** Aim of the task **
Copy all lines that contain the word "Version".

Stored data
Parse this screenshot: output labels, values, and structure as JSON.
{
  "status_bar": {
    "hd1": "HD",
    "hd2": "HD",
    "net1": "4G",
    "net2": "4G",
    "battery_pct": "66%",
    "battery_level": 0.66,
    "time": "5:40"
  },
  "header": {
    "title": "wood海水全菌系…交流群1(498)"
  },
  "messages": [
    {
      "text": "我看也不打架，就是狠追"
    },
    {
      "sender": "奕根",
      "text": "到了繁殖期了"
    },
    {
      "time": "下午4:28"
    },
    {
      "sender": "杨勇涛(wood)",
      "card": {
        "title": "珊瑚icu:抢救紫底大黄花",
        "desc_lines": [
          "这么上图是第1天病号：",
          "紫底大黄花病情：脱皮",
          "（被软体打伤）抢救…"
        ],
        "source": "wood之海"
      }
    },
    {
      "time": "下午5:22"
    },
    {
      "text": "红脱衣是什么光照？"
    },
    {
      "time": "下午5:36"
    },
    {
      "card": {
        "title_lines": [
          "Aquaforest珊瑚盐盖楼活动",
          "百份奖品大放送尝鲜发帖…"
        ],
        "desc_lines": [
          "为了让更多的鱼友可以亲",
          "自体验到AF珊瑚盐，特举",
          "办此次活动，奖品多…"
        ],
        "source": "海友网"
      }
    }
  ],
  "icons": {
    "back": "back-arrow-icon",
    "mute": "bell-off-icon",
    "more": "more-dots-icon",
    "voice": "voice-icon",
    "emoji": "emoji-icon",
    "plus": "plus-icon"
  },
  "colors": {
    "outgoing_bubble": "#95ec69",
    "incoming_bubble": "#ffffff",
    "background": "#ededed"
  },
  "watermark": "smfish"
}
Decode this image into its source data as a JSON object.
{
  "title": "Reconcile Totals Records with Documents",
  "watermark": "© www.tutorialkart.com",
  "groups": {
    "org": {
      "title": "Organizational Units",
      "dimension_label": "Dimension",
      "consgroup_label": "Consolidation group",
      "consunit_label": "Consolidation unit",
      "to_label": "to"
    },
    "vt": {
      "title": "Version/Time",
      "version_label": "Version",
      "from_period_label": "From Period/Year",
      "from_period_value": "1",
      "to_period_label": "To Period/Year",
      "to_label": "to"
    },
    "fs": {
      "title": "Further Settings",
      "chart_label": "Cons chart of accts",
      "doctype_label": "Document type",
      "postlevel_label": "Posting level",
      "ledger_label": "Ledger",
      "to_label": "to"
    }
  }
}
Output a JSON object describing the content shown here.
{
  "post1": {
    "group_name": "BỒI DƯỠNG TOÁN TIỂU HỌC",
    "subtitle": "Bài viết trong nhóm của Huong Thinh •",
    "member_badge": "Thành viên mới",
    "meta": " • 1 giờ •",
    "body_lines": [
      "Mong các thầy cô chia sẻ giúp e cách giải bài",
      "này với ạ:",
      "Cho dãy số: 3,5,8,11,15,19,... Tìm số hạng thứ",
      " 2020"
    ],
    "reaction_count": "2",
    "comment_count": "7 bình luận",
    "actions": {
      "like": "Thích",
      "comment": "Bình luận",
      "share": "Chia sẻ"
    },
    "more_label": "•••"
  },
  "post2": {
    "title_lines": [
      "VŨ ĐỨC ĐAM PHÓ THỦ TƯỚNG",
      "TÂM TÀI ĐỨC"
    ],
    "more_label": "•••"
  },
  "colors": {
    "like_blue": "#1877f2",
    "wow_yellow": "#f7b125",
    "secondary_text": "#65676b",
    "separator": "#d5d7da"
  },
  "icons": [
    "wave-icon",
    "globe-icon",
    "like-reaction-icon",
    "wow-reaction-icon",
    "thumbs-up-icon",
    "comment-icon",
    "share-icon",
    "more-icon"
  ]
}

** Answer for the task **
      "title": "Version/Time",
      "version_label": "Version",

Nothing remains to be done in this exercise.